## Stated task
Repeat the listing exactly as given, omitting every image.

## Exercise data
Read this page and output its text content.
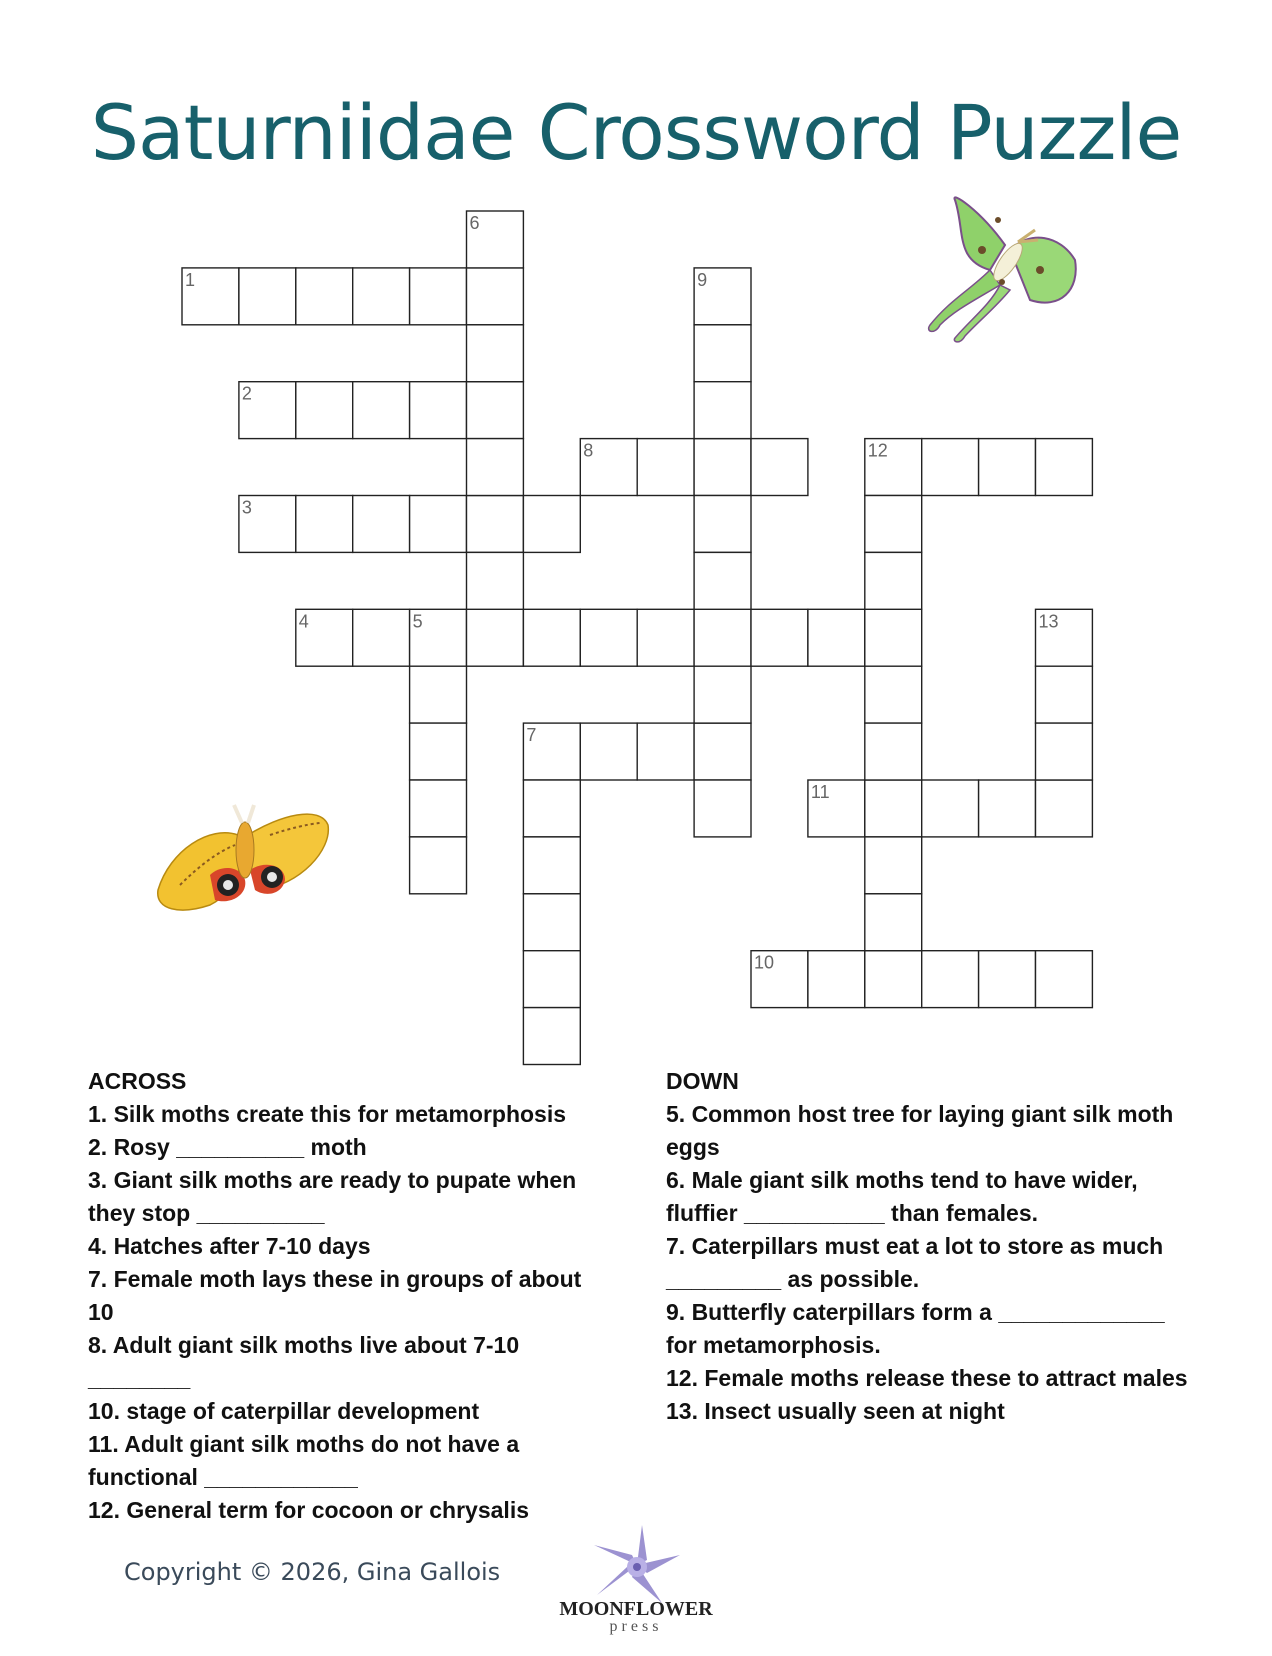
Saturniidae Crossword Puzzle
1
2
3
4	5
6
7
8
9
10
11
12
13
ACROSS
1. Silk moths create this for metamorphosis
2. Rosy __________ moth
3. Giant silk moths are ready to pupate when they stop __________
4. Hatches after 7-10 days
7. Female moth lays these in groups of about 10
8. Adult giant silk moths live about 7-10 ________
10. stage of caterpillar development
11. Adult giant silk moths do not have a functional ____________
12. General term for cocoon or chrysalis
DOWN
5. Common host tree for laying giant silk moth eggs
6. Male giant silk moths tend to have wider, fluffier ___________ than females.
7. Caterpillars must eat a lot to store as much _________ as possible.
9. Butterfly caterpillars form a _____________ for metamorphosis.
12. Female moths release these to attract males
13. Insect usually seen at night
Copyright © 2026, Gina Gallois
MOONFLOWER
press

## The answer
Read this page and output its text content.
Saturniidae Crossword Puzzle
1
2
3
4	5
6
7
8
9
10
11
12
13
ACROSS
1. Silk moths create this for metamorphosis
2. Rosy __________ moth
3. Giant silk moths are ready to pupate when they stop __________
4. Hatches after 7-10 days
7. Female moth lays these in groups of about 10
8. Adult giant silk moths live about 7-10 ________
10. stage of caterpillar development
11. Adult giant silk moths do not have a functional ____________
12. General term for cocoon or chrysalis
DOWN
5. Common host tree for laying giant silk moth eggs
6. Male giant silk moths tend to have wider, fluffier ___________ than females.
7. Caterpillars must eat a lot to store as much _________ as possible.
9. Butterfly caterpillars form a _____________ for metamorphosis.
12. Female moths release these to attract males
13. Insect usually seen at night
Copyright © 2026, Gina Gallois
MOONFLOWER
press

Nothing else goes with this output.